DOCUMENT
# NIB - introducing cashless banking



## MandaC (18 May 2010)

Got a letter today stating that my branch, NIB Blanchardstown will no longer handle cash transactions, including over the counter cash withdrawals and lodgement, night safe lodgements and foreign currency and safe custody services.

Instead, they are going to "give you a deeper insight into your finances, helping you to review your present position and to achieve your future goals......also introduce you to specialists in specific areas such as pension and invstment planning"

They want their customers to conduct their day to day banking transactions by the telephone banking service.

Anyone know if this is all NIB's?


----------



## Marietta (18 May 2010)

MandaC said:


> "give you a deeper insight into your finances, helping you to review your present position and to achieve your future goals......


 

I can't help but wonder at their choice of words, since when did banking go psychological


----------



## Bessa (18 May 2010)

STORED DATA
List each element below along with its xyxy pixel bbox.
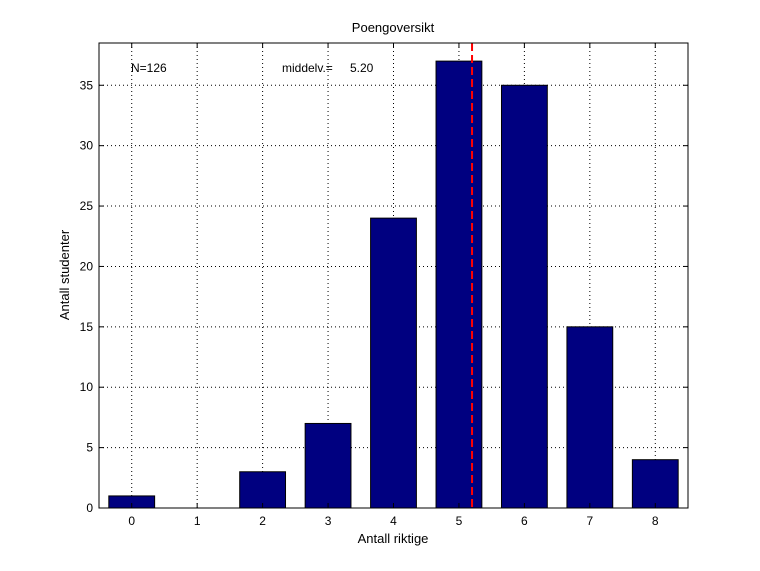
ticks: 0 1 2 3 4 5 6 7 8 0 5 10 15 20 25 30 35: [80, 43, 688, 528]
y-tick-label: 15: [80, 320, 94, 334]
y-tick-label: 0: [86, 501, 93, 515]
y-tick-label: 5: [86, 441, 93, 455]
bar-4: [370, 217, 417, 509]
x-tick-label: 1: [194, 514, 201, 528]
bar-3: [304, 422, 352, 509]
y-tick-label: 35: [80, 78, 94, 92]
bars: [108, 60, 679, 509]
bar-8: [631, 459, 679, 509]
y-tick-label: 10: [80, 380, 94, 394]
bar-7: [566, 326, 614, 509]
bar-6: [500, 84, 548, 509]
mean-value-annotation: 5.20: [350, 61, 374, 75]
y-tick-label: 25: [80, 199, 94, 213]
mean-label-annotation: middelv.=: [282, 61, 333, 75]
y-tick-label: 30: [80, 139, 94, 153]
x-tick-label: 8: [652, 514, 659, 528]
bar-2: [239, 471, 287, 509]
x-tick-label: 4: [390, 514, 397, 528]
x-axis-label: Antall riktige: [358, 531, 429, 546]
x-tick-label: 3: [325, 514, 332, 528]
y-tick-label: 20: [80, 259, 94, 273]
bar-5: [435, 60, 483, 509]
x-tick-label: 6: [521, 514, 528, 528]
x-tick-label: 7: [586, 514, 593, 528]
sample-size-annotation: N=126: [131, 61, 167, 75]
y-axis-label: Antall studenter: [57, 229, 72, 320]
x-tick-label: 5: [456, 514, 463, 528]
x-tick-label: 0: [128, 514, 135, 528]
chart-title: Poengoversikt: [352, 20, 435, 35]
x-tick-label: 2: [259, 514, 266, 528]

WHAT YOU NEED TO DO
1. Please write out the passage in the NIB cashless banking thread from "## MandaC (18" up to and including "telephone banking service.".
2. In the NIB cashless banking thread, what service does the bank want customers to use for their day-to-day transactions?

ANSWERS TO THE EXERCISES
1.
## MandaC (18 May 2010)

Got a letter today stating that my branch, NIB Blanchardstown will no longer handle cash transactions, including over the counter cash withdrawals and lodgement, night safe lodgements and foreign currency and safe custody services.

Instead, they are going to "give you a deeper insight into your finances, helping you to review your present position and to achieve your future goals......also introduce you to specialists in specific areas such as pension and invstment planning"

They want their customers to conduct their day to day banking transactions by the telephone banking service.

2. The telephone banking service.